All of the material below is to be repeated exactly.

**** Material provided ****

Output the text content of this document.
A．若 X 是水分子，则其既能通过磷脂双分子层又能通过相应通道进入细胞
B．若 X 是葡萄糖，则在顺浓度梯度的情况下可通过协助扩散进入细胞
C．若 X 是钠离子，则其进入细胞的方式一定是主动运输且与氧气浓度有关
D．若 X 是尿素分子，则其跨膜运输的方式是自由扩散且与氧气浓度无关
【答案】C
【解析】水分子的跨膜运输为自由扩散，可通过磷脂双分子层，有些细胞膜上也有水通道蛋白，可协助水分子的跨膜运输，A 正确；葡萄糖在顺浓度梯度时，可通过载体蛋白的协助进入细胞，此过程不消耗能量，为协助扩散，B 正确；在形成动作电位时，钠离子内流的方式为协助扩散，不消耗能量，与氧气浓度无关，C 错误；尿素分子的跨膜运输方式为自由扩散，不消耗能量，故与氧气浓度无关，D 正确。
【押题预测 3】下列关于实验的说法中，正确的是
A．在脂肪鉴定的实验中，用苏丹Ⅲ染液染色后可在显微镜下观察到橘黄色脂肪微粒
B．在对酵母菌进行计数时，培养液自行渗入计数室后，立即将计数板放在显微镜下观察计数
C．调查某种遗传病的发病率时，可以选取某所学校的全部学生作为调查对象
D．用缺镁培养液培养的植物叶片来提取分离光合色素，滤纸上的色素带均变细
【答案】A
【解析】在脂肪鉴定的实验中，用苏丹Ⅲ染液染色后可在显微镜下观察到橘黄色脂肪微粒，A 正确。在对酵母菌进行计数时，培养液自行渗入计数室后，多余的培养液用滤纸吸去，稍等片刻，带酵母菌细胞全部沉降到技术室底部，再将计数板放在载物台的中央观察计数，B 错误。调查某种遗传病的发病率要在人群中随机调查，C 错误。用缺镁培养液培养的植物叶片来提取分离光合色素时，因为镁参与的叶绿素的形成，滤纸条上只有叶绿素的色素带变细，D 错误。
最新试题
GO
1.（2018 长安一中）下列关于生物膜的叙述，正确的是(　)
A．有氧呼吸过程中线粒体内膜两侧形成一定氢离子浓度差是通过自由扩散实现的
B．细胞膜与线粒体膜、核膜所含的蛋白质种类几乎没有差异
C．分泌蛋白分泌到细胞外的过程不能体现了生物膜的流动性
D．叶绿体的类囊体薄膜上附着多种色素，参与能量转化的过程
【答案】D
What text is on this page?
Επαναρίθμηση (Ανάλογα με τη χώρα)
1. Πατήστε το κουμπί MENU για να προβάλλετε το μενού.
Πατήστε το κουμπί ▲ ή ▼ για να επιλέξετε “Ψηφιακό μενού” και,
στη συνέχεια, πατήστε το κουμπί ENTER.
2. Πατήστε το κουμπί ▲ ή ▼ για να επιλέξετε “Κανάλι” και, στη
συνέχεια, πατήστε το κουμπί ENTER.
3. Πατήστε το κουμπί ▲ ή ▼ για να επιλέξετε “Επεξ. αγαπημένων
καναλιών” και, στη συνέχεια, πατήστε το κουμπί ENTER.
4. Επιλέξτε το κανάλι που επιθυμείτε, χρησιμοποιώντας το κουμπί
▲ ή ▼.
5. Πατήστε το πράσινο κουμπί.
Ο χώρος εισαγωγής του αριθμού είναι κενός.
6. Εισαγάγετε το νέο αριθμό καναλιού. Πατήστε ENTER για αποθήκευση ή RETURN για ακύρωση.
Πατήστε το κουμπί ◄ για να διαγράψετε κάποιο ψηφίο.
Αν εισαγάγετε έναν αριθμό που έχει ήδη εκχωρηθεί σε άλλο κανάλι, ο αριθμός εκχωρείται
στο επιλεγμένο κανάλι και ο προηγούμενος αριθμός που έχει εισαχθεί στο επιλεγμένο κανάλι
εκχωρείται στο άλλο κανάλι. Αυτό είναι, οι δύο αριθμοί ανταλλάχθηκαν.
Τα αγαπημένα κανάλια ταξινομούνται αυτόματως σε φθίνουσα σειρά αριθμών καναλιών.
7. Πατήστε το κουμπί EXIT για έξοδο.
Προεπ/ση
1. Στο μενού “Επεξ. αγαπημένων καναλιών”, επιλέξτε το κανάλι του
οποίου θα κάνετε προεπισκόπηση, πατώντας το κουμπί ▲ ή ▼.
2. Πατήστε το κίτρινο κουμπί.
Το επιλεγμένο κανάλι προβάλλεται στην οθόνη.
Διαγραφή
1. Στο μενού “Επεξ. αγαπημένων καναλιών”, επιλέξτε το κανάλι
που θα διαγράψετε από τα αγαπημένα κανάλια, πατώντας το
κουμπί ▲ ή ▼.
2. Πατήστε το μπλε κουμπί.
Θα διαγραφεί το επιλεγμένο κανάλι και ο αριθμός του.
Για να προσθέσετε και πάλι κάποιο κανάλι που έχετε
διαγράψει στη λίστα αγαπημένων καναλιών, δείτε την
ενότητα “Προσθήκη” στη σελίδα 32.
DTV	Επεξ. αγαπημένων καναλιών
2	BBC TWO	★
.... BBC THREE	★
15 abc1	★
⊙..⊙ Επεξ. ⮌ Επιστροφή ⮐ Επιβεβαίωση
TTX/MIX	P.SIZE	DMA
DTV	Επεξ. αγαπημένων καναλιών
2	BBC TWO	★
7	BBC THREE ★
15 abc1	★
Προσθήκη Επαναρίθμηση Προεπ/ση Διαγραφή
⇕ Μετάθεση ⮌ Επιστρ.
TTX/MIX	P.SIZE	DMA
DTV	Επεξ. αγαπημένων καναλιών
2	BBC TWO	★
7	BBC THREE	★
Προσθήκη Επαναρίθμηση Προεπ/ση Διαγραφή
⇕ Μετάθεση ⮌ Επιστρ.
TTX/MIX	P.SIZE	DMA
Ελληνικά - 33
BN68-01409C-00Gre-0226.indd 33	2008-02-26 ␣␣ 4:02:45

****

Answer to the problem.
Output the text content of this document.
A．若 X 是水分子，则其既能通过磷脂双分子层又能通过相应通道进入细胞
B．若 X 是葡萄糖，则在顺浓度梯度的情况下可通过协助扩散进入细胞
C．若 X 是钠离子，则其进入细胞的方式一定是主动运输且与氧气浓度有关
D．若 X 是尿素分子，则其跨膜运输的方式是自由扩散且与氧气浓度无关
【答案】C
【解析】水分子的跨膜运输为自由扩散，可通过磷脂双分子层，有些细胞膜上也有水通道蛋白，可协助水分子的跨膜运输，A 正确；葡萄糖在顺浓度梯度时，可通过载体蛋白的协助进入细胞，此过程不消耗能量，为协助扩散，B 正确；在形成动作电位时，钠离子内流的方式为协助扩散，不消耗能量，与氧气浓度无关，C 错误；尿素分子的跨膜运输方式为自由扩散，不消耗能量，故与氧气浓度无关，D 正确。
【押题预测 3】下列关于实验的说法中，正确的是
A．在脂肪鉴定的实验中，用苏丹Ⅲ染液染色后可在显微镜下观察到橘黄色脂肪微粒
B．在对酵母菌进行计数时，培养液自行渗入计数室后，立即将计数板放在显微镜下观察计数
C．调查某种遗传病的发病率时，可以选取某所学校的全部学生作为调查对象
D．用缺镁培养液培养的植物叶片来提取分离光合色素，滤纸上的色素带均变细
【答案】A
【解析】在脂肪鉴定的实验中，用苏丹Ⅲ染液染色后可在显微镜下观察到橘黄色脂肪微粒，A 正确。在对酵母菌进行计数时，培养液自行渗入计数室后，多余的培养液用滤纸吸去，稍等片刻，带酵母菌细胞全部沉降到技术室底部，再将计数板放在载物台的中央观察计数，B 错误。调查某种遗传病的发病率要在人群中随机调查，C 错误。用缺镁培养液培养的植物叶片来提取分离光合色素时，因为镁参与的叶绿素的形成，滤纸条上只有叶绿素的色素带变细，D 错误。
最新试题
GO
1.（2018 长安一中）下列关于生物膜的叙述，正确的是(　)
A．有氧呼吸过程中线粒体内膜两侧形成一定氢离子浓度差是通过自由扩散实现的
B．细胞膜与线粒体膜、核膜所含的蛋白质种类几乎没有差异
C．分泌蛋白分泌到细胞外的过程不能体现了生物膜的流动性
D．叶绿体的类囊体薄膜上附着多种色素，参与能量转化的过程
【答案】D
What text is on this page?
Επαναρίθμηση (Ανάλογα με τη χώρα)
1. Πατήστε το κουμπί MENU για να προβάλλετε το μενού.
Πατήστε το κουμπί ▲ ή ▼ για να επιλέξετε “Ψηφιακό μενού” και,
στη συνέχεια, πατήστε το κουμπί ENTER.
2. Πατήστε το κουμπί ▲ ή ▼ για να επιλέξετε “Κανάλι” και, στη
συνέχεια, πατήστε το κουμπί ENTER.
3. Πατήστε το κουμπί ▲ ή ▼ για να επιλέξετε “Επεξ. αγαπημένων
καναλιών” και, στη συνέχεια, πατήστε το κουμπί ENTER.
4. Επιλέξτε το κανάλι που επιθυμείτε, χρησιμοποιώντας το κουμπί
▲ ή ▼.
5. Πατήστε το πράσινο κουμπί.
Ο χώρος εισαγωγής του αριθμού είναι κενός.
6. Εισαγάγετε το νέο αριθμό καναλιού. Πατήστε ENTER για αποθήκευση ή RETURN για ακύρωση.
Πατήστε το κουμπί ◄ για να διαγράψετε κάποιο ψηφίο.
Αν εισαγάγετε έναν αριθμό που έχει ήδη εκχωρηθεί σε άλλο κανάλι, ο αριθμός εκχωρείται
στο επιλεγμένο κανάλι και ο προηγούμενος αριθμός που έχει εισαχθεί στο επιλεγμένο κανάλι
εκχωρείται στο άλλο κανάλι. Αυτό είναι, οι δύο αριθμοί ανταλλάχθηκαν.
Τα αγαπημένα κανάλια ταξινομούνται αυτόματως σε φθίνουσα σειρά αριθμών καναλιών.
7. Πατήστε το κουμπί EXIT για έξοδο.
Προεπ/ση
1. Στο μενού “Επεξ. αγαπημένων καναλιών”, επιλέξτε το κανάλι του
οποίου θα κάνετε προεπισκόπηση, πατώντας το κουμπί ▲ ή ▼.
2. Πατήστε το κίτρινο κουμπί.
Το επιλεγμένο κανάλι προβάλλεται στην οθόνη.
Διαγραφή
1. Στο μενού “Επεξ. αγαπημένων καναλιών”, επιλέξτε το κανάλι
που θα διαγράψετε από τα αγαπημένα κανάλια, πατώντας το
κουμπί ▲ ή ▼.
2. Πατήστε το μπλε κουμπί.
Θα διαγραφεί το επιλεγμένο κανάλι και ο αριθμός του.
Για να προσθέσετε και πάλι κάποιο κανάλι που έχετε
διαγράψει στη λίστα αγαπημένων καναλιών, δείτε την
ενότητα “Προσθήκη” στη σελίδα 32.
DTV	Επεξ. αγαπημένων καναλιών
2	BBC TWO	★
.... BBC THREE	★
15 abc1	★
⊙..⊙ Επεξ. ⮌ Επιστροφή ⮐ Επιβεβαίωση
TTX/MIX	P.SIZE	DMA
DTV	Επεξ. αγαπημένων καναλιών
2	BBC TWO	★
7	BBC THREE ★
15 abc1	★
Προσθήκη Επαναρίθμηση Προεπ/ση Διαγραφή
⇕ Μετάθεση ⮌ Επιστρ.
TTX/MIX	P.SIZE	DMA
DTV	Επεξ. αγαπημένων καναλιών
2	BBC TWO	★
7	BBC THREE	★
Προσθήκη Επαναρίθμηση Προεπ/ση Διαγραφή
⇕ Μετάθεση ⮌ Επιστρ.
TTX/MIX	P.SIZE	DMA
Ελληνικά - 33
BN68-01409C-00Gre-0226.indd 33	2008-02-26 ␣␣ 4:02:45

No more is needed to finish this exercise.